_Exercise requirements:_
Select from the records below every line that has the word "Opacity" in it.

_Excerpted data:_
= = =

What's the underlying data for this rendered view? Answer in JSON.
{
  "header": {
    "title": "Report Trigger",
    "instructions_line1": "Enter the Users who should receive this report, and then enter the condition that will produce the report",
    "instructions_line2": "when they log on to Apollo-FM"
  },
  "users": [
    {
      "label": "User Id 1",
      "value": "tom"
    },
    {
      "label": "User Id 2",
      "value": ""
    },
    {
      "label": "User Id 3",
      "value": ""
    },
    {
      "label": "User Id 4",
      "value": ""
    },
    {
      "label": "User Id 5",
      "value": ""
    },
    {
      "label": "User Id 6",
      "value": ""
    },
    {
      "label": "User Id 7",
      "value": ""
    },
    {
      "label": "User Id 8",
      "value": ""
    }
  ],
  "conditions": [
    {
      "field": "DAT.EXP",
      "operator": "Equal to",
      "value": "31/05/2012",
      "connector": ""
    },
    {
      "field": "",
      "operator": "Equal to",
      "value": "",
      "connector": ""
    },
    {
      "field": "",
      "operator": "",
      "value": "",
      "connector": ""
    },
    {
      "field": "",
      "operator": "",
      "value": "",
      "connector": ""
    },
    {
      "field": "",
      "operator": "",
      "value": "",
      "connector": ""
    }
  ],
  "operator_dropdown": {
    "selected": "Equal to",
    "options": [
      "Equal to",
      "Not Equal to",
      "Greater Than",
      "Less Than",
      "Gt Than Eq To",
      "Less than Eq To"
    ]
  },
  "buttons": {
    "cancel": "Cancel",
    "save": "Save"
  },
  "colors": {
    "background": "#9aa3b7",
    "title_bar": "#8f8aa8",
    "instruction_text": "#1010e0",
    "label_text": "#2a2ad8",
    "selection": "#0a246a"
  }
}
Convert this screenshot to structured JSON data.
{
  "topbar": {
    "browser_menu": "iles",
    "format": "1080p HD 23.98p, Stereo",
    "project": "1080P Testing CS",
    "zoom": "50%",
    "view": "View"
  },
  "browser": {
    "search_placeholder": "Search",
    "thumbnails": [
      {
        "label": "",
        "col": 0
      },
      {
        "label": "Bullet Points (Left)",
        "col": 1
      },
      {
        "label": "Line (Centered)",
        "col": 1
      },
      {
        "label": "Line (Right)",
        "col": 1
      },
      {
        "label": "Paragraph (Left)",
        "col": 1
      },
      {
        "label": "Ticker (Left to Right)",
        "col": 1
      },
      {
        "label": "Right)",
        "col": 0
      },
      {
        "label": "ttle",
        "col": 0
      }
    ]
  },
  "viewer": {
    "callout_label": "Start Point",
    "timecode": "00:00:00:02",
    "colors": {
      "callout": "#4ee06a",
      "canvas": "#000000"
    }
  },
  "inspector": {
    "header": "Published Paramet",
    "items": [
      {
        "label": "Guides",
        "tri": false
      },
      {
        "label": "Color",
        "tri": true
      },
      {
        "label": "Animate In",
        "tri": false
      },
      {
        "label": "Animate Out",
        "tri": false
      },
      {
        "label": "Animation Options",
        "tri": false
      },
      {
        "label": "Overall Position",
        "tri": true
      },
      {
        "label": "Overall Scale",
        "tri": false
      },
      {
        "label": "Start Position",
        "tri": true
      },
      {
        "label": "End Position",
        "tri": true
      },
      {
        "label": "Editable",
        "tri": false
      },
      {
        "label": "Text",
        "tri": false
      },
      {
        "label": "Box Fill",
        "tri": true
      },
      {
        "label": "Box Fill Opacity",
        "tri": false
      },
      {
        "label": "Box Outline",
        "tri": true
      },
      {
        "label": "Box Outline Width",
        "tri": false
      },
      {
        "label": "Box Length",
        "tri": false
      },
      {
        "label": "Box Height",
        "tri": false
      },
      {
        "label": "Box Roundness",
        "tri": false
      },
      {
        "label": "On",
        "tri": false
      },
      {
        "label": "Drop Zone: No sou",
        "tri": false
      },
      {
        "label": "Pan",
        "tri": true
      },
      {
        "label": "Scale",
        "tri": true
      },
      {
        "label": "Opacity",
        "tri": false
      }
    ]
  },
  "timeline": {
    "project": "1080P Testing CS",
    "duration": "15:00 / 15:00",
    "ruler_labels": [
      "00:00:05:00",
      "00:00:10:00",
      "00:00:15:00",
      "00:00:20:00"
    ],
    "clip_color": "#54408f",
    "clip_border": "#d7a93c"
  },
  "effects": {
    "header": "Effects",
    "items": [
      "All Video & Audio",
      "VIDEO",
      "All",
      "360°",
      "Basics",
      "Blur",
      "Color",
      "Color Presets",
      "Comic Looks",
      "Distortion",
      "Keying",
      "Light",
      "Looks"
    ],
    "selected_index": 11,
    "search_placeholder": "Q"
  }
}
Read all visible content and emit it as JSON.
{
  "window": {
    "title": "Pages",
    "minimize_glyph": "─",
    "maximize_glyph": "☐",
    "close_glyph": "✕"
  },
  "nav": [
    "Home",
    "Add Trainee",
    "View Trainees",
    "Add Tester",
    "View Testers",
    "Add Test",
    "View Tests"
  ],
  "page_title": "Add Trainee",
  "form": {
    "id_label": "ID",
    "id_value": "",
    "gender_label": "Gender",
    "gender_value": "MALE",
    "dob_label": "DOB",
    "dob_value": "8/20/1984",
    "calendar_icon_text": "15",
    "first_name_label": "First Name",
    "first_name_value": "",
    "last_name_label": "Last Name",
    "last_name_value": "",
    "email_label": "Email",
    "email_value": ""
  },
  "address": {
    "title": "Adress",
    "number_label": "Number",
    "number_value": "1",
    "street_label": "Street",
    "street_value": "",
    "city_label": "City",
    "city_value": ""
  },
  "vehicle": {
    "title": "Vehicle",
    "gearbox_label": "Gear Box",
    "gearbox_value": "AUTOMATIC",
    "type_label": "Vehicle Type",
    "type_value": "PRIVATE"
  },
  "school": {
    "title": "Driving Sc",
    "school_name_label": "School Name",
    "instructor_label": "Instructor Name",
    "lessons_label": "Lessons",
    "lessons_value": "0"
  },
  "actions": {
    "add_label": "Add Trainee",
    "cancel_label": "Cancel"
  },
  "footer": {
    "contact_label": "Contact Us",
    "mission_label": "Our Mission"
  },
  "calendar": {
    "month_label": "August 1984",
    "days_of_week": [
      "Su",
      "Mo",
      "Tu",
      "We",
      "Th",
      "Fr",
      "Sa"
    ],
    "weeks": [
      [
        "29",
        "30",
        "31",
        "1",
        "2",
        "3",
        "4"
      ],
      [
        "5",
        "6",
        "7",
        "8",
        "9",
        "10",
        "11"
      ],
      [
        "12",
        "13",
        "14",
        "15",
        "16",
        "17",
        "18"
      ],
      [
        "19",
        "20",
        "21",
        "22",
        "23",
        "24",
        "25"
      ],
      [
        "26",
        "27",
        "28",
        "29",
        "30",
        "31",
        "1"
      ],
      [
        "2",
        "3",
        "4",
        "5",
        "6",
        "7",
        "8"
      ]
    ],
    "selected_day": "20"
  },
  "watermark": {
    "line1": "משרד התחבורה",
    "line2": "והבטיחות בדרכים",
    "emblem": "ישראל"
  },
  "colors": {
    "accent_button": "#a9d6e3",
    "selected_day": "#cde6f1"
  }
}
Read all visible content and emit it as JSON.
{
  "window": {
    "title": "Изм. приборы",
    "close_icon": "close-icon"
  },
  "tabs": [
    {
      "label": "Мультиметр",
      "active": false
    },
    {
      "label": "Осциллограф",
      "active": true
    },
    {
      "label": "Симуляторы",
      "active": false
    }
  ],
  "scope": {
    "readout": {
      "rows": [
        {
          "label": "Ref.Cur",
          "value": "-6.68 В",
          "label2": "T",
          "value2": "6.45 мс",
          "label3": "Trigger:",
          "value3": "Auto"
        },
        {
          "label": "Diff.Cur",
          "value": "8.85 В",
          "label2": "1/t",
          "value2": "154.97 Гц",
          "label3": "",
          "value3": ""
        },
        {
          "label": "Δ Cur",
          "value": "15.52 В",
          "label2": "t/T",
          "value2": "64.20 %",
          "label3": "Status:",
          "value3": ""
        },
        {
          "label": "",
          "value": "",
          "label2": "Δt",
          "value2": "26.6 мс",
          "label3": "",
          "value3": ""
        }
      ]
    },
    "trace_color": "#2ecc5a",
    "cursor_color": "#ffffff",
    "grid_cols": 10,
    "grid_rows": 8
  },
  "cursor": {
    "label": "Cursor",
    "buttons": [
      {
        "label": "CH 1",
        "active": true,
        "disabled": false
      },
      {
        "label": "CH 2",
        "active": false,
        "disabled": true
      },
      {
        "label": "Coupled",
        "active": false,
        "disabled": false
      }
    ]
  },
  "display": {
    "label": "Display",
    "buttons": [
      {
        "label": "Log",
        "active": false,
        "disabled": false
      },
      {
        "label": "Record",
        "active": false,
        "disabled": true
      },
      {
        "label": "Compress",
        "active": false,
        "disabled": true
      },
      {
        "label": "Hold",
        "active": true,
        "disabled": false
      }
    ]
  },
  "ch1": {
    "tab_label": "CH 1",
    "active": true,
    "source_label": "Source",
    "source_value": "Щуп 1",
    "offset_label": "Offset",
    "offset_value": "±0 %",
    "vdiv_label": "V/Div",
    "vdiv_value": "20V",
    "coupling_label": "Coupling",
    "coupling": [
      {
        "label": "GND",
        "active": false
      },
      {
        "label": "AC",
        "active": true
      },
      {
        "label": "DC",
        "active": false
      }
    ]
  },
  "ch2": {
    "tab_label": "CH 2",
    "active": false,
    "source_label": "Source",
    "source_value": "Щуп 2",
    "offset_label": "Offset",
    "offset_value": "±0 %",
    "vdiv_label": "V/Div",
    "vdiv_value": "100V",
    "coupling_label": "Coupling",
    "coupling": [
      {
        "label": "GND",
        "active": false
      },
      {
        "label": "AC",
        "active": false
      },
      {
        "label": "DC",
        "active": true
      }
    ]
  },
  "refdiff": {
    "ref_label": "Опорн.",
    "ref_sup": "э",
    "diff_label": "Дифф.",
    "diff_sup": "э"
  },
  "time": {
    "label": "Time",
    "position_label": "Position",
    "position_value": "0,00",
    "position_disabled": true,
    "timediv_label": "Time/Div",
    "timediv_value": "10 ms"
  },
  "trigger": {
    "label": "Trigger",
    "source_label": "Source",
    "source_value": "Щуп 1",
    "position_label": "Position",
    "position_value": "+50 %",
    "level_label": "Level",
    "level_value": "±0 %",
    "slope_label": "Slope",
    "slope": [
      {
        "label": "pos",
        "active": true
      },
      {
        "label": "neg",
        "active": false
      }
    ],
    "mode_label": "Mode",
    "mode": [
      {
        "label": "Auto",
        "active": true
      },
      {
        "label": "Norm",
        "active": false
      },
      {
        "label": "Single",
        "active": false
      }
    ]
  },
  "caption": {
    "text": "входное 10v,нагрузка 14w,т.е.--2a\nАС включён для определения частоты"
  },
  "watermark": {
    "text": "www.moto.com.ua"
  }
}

= = =

_Finished exercise:_
        "label": "Box Fill Opacity",
        "label": "Opacity",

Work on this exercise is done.